▶ Do this
Every line containing the word "giáo" needs to be found and copied.

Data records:

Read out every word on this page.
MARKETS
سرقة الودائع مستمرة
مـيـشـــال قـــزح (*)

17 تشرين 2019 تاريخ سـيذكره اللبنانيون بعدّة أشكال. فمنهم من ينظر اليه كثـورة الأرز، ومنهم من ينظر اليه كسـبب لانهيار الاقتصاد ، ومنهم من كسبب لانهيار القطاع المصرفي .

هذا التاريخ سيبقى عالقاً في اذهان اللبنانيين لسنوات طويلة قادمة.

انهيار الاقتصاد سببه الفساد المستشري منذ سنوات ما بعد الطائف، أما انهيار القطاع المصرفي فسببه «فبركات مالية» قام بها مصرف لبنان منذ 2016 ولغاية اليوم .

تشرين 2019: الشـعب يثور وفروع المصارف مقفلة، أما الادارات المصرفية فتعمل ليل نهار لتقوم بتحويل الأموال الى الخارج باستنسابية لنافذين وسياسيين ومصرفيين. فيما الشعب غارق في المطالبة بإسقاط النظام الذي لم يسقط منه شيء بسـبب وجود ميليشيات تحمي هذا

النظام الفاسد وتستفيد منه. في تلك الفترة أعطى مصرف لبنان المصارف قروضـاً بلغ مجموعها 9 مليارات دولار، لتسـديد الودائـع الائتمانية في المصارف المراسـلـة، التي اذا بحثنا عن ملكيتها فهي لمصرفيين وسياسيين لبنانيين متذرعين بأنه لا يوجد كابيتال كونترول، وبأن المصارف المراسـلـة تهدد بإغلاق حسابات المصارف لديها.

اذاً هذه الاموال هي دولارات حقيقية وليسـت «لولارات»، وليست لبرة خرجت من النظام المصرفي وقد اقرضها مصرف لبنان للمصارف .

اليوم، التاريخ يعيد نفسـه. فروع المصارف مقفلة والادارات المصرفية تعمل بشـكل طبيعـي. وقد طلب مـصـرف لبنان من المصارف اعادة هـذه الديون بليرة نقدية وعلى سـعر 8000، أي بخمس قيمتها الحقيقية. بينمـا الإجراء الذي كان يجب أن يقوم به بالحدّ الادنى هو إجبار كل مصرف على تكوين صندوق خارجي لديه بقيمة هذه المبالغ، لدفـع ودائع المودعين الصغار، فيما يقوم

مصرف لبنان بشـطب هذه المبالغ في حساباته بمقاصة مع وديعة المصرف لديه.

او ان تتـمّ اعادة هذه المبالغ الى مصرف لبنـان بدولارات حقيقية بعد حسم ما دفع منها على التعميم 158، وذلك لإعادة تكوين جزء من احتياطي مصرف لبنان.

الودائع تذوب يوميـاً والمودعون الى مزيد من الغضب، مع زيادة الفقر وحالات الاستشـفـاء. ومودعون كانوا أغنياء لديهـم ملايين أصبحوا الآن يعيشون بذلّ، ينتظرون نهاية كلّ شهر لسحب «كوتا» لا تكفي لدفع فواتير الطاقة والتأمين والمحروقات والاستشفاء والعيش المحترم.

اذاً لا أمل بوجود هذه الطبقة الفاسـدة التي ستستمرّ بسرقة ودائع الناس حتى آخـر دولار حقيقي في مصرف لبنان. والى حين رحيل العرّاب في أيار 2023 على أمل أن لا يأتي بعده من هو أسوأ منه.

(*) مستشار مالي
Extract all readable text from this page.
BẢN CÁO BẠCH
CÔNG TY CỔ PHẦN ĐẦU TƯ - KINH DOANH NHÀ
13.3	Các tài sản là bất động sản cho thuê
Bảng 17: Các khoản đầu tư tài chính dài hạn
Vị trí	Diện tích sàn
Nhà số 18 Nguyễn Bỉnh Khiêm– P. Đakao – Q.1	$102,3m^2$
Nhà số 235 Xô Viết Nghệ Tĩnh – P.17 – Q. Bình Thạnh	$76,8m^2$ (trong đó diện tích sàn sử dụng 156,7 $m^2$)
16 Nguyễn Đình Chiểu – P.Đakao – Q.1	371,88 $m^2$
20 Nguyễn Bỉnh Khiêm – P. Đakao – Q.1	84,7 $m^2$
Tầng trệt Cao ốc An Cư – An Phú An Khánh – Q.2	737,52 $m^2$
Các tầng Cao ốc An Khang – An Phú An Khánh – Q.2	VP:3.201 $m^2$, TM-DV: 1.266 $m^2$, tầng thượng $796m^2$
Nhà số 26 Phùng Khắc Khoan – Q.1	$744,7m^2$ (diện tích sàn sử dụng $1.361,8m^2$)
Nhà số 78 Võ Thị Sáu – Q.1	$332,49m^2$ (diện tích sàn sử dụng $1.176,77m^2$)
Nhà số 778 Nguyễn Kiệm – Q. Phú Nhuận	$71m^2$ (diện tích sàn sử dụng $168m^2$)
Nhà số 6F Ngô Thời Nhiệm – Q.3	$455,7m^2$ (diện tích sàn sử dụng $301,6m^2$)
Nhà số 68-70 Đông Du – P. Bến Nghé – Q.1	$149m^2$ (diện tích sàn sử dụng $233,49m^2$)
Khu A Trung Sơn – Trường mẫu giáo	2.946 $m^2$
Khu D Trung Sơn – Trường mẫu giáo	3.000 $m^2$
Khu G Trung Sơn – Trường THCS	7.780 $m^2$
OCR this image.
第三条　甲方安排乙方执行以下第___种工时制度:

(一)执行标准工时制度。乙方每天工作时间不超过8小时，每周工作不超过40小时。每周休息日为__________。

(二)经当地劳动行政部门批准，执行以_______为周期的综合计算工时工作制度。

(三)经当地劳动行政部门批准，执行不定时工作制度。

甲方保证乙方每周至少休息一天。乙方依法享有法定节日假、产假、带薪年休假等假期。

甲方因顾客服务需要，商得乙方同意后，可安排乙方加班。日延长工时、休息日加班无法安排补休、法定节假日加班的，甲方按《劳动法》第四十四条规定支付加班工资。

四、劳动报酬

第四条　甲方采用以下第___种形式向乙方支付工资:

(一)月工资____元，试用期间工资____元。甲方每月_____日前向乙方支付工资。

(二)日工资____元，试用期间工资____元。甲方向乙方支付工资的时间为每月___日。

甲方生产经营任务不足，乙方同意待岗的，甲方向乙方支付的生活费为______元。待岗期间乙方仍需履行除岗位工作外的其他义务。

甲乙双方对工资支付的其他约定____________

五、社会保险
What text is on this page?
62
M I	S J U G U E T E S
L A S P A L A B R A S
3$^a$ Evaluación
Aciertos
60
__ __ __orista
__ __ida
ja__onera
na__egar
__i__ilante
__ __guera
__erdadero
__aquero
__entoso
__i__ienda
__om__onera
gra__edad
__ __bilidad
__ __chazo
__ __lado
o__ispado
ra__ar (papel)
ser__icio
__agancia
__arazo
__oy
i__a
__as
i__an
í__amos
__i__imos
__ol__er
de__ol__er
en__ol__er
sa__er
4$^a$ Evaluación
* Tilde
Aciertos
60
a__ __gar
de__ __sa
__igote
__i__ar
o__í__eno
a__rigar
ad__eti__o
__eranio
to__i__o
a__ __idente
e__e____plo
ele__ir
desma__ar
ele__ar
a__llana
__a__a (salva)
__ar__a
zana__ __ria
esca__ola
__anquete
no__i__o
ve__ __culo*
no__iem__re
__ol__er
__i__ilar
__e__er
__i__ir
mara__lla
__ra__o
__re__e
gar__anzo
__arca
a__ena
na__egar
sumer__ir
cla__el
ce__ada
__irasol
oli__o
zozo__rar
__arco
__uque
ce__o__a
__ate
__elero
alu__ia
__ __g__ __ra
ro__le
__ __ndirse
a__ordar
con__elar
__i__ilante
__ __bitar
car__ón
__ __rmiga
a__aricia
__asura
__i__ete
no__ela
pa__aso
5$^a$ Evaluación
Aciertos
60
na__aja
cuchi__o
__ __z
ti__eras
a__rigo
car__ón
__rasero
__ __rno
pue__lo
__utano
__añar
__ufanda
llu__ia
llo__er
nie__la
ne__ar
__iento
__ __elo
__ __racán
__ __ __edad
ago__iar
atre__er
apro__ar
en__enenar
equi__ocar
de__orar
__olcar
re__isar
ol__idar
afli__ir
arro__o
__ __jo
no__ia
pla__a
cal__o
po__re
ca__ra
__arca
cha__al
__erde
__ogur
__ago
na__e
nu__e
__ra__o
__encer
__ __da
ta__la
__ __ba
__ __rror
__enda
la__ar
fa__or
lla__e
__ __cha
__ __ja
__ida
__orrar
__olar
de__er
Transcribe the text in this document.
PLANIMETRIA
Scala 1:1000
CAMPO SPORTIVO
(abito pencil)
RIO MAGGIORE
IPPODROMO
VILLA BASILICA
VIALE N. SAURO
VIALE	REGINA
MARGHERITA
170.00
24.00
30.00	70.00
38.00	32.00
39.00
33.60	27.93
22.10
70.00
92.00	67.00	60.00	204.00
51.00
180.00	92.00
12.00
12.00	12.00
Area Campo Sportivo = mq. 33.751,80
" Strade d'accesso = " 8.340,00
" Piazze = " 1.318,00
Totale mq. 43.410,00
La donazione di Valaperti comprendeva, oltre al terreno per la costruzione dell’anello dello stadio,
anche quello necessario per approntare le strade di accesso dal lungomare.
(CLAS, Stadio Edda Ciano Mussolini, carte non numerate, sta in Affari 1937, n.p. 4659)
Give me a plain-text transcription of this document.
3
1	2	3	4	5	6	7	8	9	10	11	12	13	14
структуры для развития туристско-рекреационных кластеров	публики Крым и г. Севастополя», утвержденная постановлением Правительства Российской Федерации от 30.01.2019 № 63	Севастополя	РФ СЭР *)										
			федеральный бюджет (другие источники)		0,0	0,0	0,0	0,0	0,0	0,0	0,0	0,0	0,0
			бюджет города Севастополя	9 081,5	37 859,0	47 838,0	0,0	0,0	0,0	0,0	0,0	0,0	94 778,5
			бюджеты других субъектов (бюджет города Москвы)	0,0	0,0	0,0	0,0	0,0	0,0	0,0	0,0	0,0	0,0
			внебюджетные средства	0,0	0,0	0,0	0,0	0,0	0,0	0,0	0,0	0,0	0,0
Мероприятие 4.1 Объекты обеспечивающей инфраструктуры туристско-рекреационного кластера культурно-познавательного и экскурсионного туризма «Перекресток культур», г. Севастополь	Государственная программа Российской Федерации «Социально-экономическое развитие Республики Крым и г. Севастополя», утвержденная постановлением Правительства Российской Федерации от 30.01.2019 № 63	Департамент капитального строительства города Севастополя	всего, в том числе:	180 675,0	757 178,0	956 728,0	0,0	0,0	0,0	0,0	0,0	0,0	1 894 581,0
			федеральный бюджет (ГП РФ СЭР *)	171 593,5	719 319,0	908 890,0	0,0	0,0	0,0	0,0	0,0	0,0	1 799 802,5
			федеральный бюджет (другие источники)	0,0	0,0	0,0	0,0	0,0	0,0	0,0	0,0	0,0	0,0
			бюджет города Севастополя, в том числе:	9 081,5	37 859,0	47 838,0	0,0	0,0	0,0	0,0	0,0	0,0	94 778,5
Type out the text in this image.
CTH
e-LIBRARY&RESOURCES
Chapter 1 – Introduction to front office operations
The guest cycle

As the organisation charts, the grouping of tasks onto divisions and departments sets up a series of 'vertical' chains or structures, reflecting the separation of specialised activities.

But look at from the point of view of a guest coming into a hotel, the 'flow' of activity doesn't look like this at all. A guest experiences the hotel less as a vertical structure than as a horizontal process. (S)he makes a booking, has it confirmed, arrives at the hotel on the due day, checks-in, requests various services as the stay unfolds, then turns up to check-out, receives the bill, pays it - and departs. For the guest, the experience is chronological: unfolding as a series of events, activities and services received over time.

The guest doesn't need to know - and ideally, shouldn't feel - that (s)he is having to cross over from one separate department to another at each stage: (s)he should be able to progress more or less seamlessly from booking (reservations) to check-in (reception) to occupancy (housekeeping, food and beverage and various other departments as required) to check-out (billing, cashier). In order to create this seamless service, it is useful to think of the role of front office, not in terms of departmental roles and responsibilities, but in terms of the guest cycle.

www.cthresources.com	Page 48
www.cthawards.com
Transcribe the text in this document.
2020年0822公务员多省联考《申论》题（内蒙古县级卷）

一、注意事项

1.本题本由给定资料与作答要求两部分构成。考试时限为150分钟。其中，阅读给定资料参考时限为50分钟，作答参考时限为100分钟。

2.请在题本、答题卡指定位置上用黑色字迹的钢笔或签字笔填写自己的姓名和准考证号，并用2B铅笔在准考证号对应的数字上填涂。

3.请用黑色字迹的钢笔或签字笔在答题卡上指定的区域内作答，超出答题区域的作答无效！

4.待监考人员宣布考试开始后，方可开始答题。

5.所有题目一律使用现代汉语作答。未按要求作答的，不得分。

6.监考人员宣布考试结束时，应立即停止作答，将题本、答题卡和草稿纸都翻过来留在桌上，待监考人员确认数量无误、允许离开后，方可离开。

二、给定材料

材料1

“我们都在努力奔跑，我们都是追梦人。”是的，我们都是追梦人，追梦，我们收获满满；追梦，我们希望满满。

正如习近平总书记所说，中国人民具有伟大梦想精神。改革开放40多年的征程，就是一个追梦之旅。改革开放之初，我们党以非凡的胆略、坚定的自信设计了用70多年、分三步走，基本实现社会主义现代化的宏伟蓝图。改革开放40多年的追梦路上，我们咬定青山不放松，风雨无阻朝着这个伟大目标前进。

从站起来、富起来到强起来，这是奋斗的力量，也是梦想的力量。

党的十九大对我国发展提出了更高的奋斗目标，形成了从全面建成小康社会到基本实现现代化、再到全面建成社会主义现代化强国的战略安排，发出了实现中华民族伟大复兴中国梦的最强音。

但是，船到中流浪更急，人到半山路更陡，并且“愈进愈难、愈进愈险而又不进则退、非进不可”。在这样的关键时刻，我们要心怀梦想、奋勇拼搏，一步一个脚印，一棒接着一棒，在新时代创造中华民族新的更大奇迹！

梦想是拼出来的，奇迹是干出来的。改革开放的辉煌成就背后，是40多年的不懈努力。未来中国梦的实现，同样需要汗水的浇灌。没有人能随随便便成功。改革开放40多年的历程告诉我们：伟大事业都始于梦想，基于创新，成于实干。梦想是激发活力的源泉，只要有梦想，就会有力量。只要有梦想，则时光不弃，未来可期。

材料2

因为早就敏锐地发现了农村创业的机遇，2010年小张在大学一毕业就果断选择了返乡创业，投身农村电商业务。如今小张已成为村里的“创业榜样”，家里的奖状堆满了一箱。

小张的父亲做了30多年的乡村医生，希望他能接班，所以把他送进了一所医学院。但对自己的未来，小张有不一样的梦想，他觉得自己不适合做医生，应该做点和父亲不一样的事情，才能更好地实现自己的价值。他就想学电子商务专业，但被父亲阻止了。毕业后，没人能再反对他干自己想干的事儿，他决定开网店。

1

▶ Final answer
Khu A Trung Sơn – Trường mẫu giáo	2.946 $m^2$
Khu D Trung Sơn – Trường mẫu giáo	3.000 $m^2$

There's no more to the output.